What needs to be done.
From the listing below, pull out every line where the string "that" appears.

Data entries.
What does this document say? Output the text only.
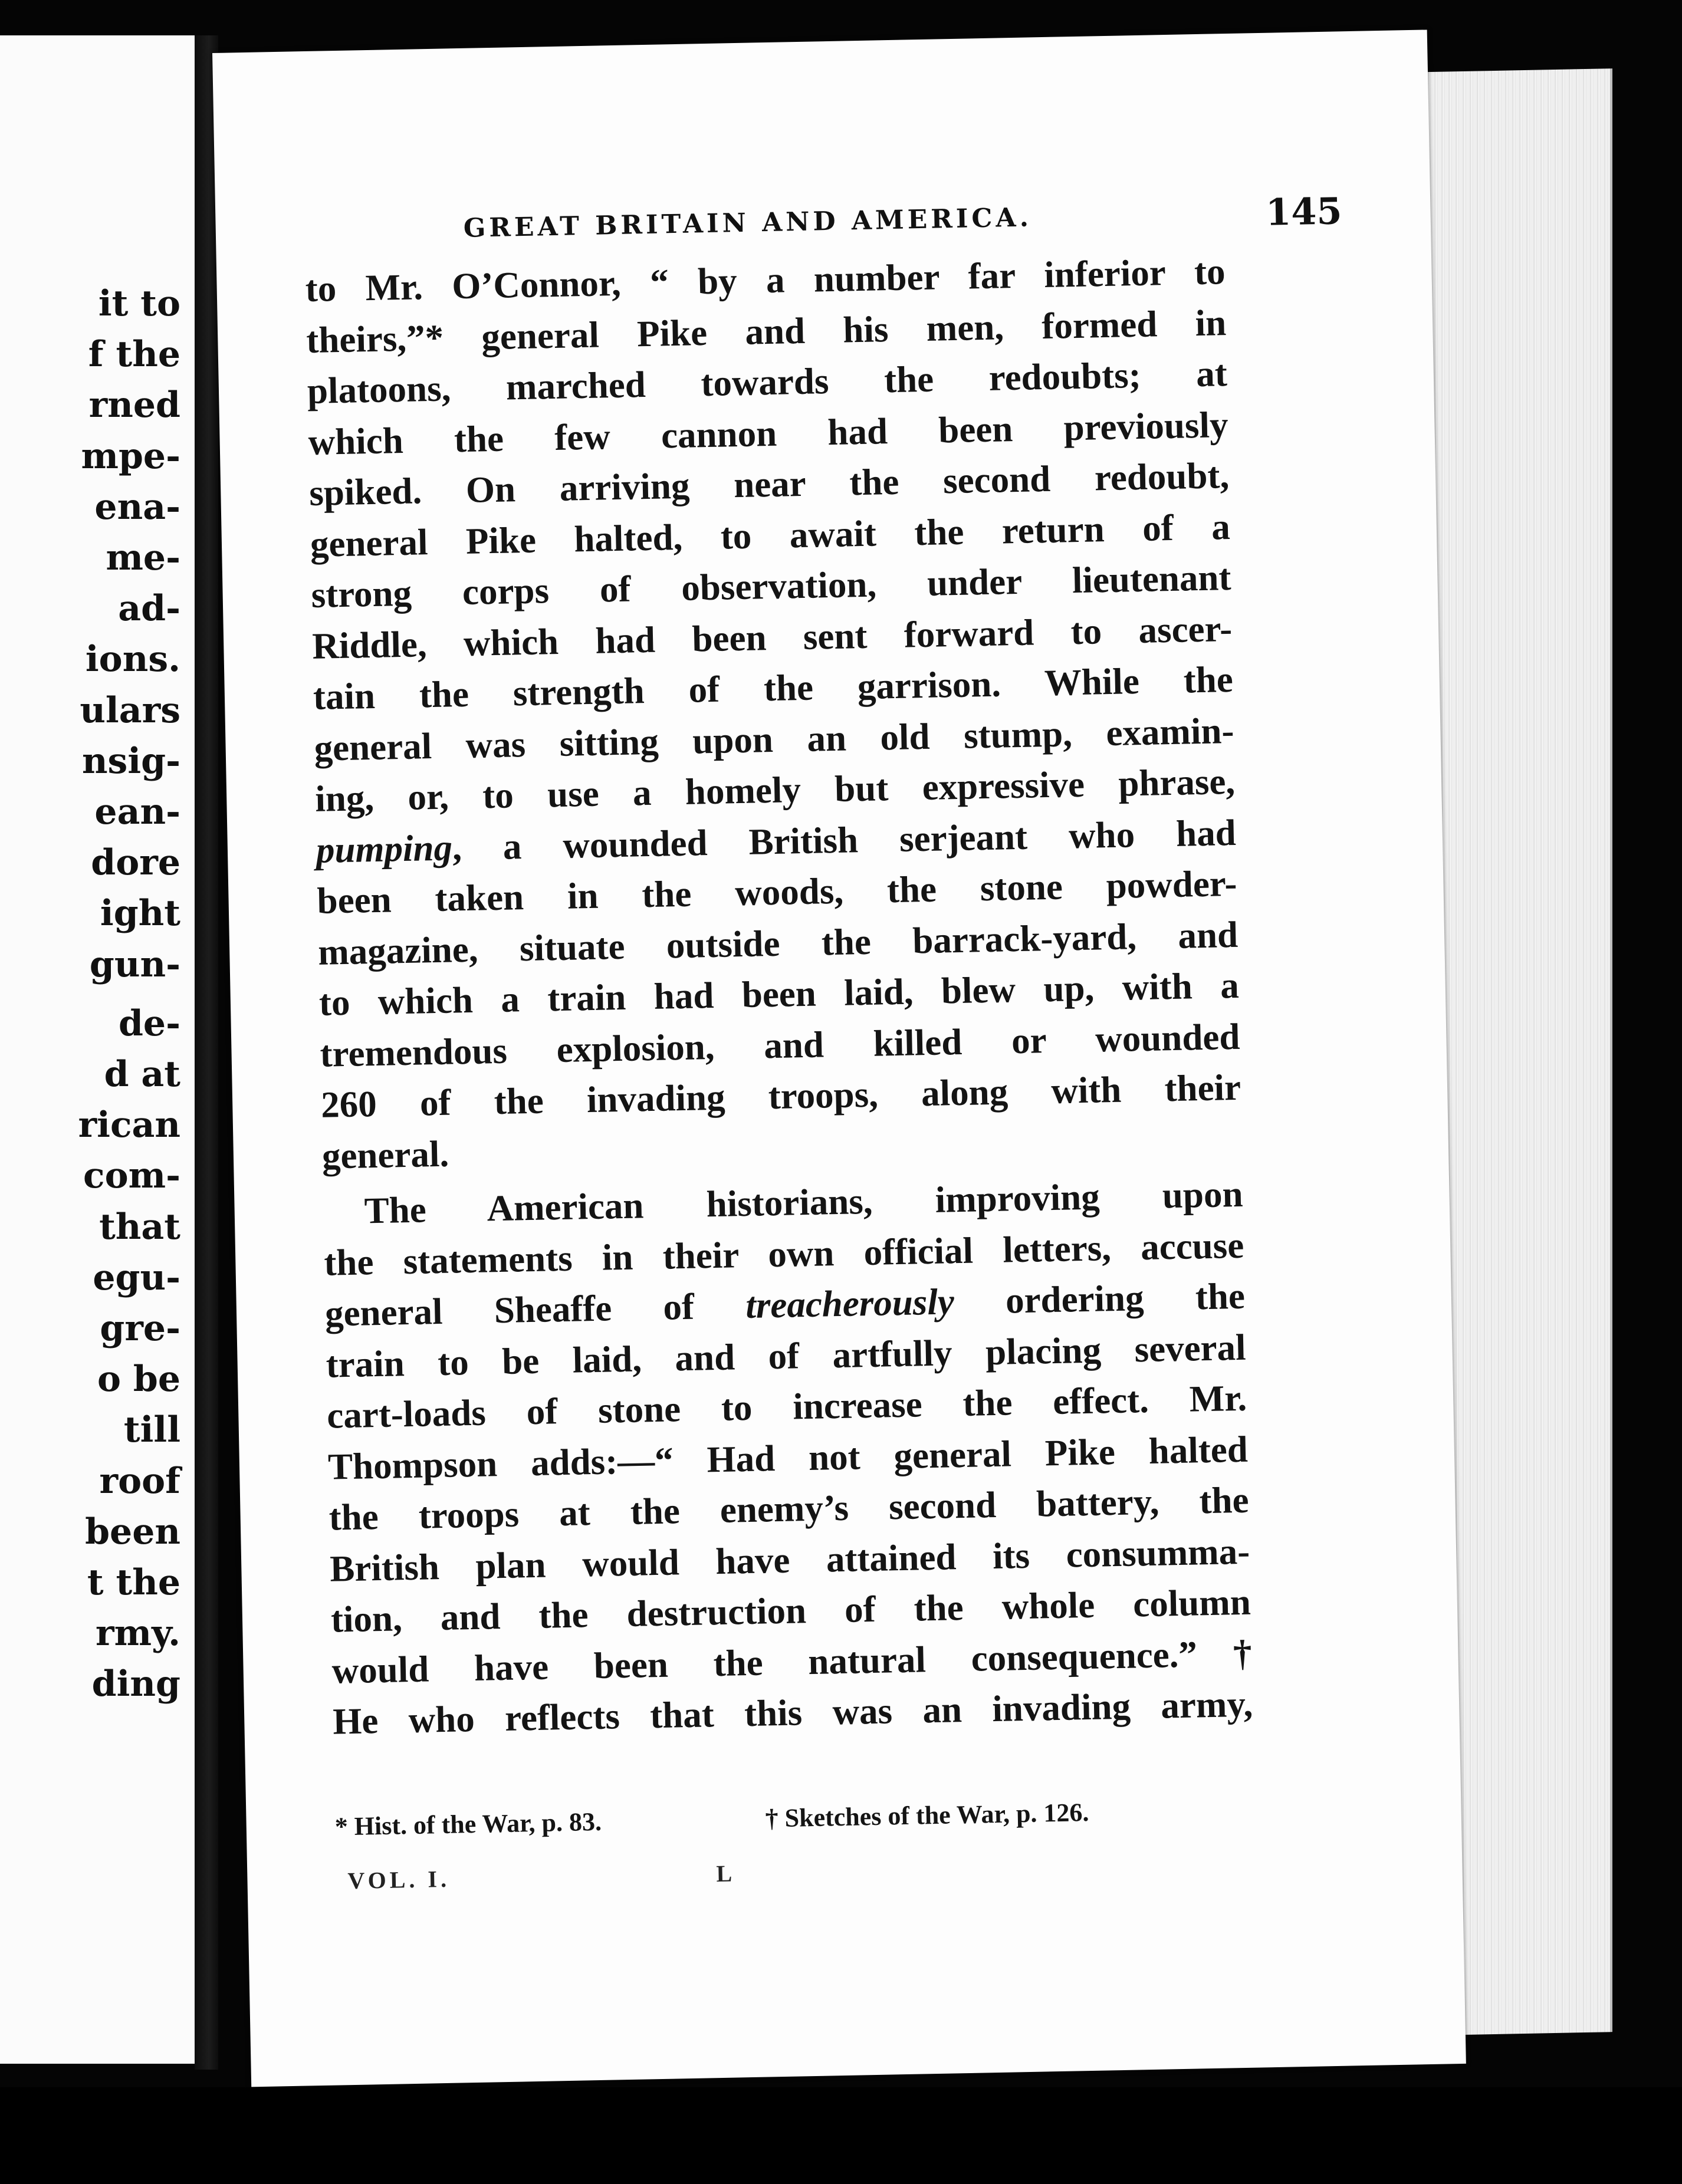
it to
f the
rned
mpe-
ena-
me-
ad-
ions.
ulars
nsig-
ean-
dore
ight
gun-
de-
d at
rican
com-
that
egu-
gre-
o be
till
roof
been
t the
rmy.
ding
GREAT BRITAIN AND AMERICA.	145
to Mr. O’Connor, “ by a number far inferior to
theirs,”* general Pike and his men, formed in
platoons, marched towards the redoubts; at
which the few cannon had been previously
spiked. On arriving near the second redoubt,
general Pike halted, to await the return of a
strong corps of observation, under lieutenant
Riddle, which had been sent forward to ascer-
tain the strength of the garrison. While the
general was sitting upon an old stump, examin-
ing, or, to use a homely but expressive phrase,
pumping, a wounded British serjeant who had
been taken in the woods, the stone powder-
magazine, situate outside the barrack-yard, and
to which a train had been laid, blew up, with a
tremendous explosion, and killed or wounded
260 of the invading troops, along with their
general.
The American historians, improving upon
the statements in their own official letters, accuse
general Sheaffe of treacherously ordering the
train to be laid, and of artfully placing several
cart-loads of stone to increase the effect. Mr.
Thompson adds:—“ Had not general Pike halted
the troops at the enemy’s second battery, the
British plan would have attained its consumma-
tion, and the destruction of the whole column
would have been the natural consequence.”†
He who reflects that this was an invading army,
* Hist. of the War, p. 83.	† Sketches of the War, p. 126.
VOL. I.	L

Answer.
that
He who reflects that this was an invading army,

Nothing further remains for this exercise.